OBJECTIVE
Each entry below is to be written out exactly, and the pictures are to be left out.

···

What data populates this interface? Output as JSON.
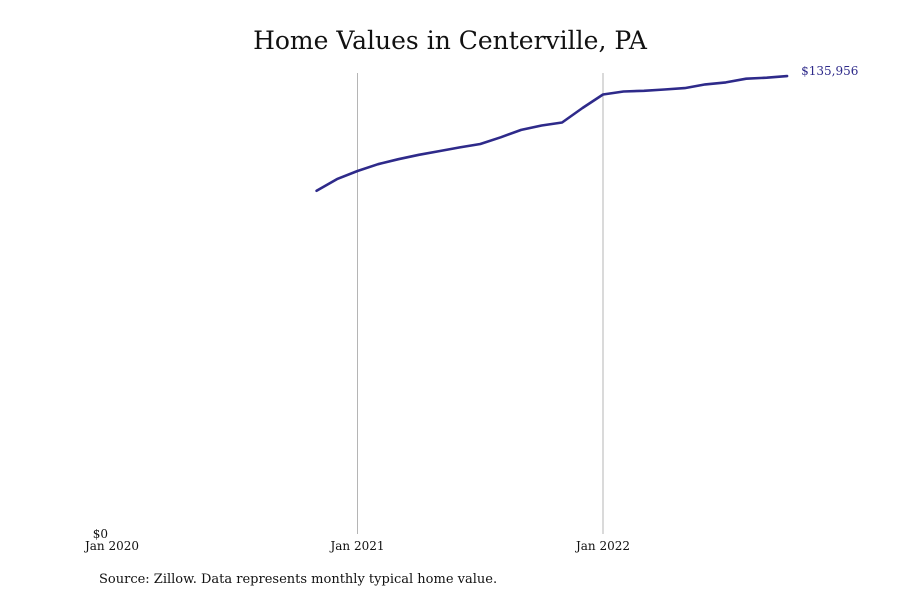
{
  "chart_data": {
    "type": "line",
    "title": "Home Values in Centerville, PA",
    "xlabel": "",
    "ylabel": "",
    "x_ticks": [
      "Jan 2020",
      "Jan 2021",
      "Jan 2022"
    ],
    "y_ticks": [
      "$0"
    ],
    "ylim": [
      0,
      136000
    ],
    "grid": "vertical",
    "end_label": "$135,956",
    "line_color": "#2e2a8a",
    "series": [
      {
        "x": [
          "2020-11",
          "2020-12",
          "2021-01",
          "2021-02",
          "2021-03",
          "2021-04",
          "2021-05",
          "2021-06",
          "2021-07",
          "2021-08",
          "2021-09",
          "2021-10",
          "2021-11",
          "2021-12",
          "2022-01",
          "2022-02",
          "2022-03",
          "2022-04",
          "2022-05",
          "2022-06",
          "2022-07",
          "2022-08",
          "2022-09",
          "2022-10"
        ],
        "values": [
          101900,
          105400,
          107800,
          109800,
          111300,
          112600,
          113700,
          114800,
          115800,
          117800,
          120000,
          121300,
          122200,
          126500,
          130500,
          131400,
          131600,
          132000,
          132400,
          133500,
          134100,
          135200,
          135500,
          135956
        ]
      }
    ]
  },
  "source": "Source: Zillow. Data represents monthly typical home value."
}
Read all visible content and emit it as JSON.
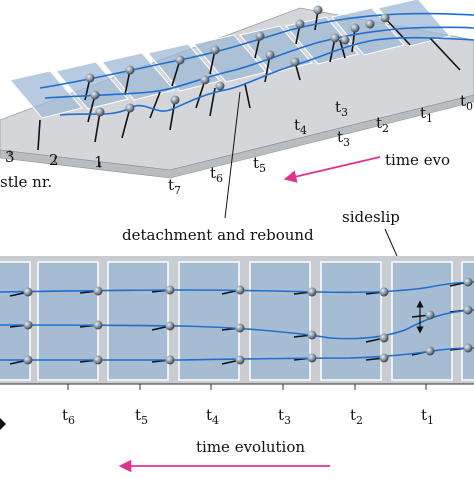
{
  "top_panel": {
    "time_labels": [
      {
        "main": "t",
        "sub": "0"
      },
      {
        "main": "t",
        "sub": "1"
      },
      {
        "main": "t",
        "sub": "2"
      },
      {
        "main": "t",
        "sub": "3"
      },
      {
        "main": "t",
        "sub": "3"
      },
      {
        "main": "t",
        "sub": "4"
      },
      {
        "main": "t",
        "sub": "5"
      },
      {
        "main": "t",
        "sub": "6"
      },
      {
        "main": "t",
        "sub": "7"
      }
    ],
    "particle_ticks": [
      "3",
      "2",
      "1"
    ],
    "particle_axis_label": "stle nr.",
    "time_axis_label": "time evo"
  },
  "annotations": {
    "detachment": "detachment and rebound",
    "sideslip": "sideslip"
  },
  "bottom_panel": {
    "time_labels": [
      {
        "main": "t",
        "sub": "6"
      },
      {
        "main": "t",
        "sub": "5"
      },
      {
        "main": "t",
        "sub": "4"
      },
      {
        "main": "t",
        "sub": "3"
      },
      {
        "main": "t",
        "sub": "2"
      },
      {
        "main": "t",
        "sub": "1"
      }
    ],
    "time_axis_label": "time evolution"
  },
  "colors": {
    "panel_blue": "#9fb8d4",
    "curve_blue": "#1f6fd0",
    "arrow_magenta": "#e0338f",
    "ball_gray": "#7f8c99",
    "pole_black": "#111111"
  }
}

···

IN RESPONSE
What data populates this interface? Output as JSON.
{
  "chart_data": {
    "type": "line",
    "title": "Home Values in Centerville, PA",
    "xlabel": "",
    "ylabel": "",
    "x_ticks": [
      "Jan 2020",
      "Jan 2021",
      "Jan 2022"
    ],
    "y_ticks": [
      "$0"
    ],
    "ylim": [
      0,
      136000
    ],
    "grid": "vertical",
    "end_label": "$135,956",
    "line_color": "#2e2a8a",
    "series": [
      {
        "x": [
          "2020-11",
          "2020-12",
          "2021-01",
          "2021-02",
          "2021-03",
          "2021-04",
          "2021-05",
          "2021-06",
          "2021-07",
          "2021-08",
          "2021-09",
          "2021-10",
          "2021-11",
          "2021-12",
          "2022-01",
          "2022-02",
          "2022-03",
          "2022-04",
          "2022-05",
          "2022-06",
          "2022-07",
          "2022-08",
          "2022-09",
          "2022-10"
        ],
        "values": [
          101900,
          105400,
          107800,
          109800,
          111300,
          112600,
          113700,
          114800,
          115800,
          117800,
          120000,
          121300,
          122200,
          126500,
          130500,
          131400,
          131600,
          132000,
          132400,
          133500,
          134100,
          135200,
          135500,
          135956
        ]
      }
    ]
  },
  "source": "Source: Zillow. Data represents monthly typical home value."
}
Read all visible content and emit it as JSON.
{
  "top_panel": {
    "time_labels": [
      {
        "main": "t",
        "sub": "0"
      },
      {
        "main": "t",
        "sub": "1"
      },
      {
        "main": "t",
        "sub": "2"
      },
      {
        "main": "t",
        "sub": "3"
      },
      {
        "main": "t",
        "sub": "3"
      },
      {
        "main": "t",
        "sub": "4"
      },
      {
        "main": "t",
        "sub": "5"
      },
      {
        "main": "t",
        "sub": "6"
      },
      {
        "main": "t",
        "sub": "7"
      }
    ],
    "particle_ticks": [
      "3",
      "2",
      "1"
    ],
    "particle_axis_label": "stle nr.",
    "time_axis_label": "time evo"
  },
  "annotations": {
    "detachment": "detachment and rebound",
    "sideslip": "sideslip"
  },
  "bottom_panel": {
    "time_labels": [
      {
        "main": "t",
        "sub": "6"
      },
      {
        "main": "t",
        "sub": "5"
      },
      {
        "main": "t",
        "sub": "4"
      },
      {
        "main": "t",
        "sub": "3"
      },
      {
        "main": "t",
        "sub": "2"
      },
      {
        "main": "t",
        "sub": "1"
      }
    ],
    "time_axis_label": "time evolution"
  },
  "colors": {
    "panel_blue": "#9fb8d4",
    "curve_blue": "#1f6fd0",
    "arrow_magenta": "#e0338f",
    "ball_gray": "#7f8c99",
    "pole_black": "#111111"
  }
}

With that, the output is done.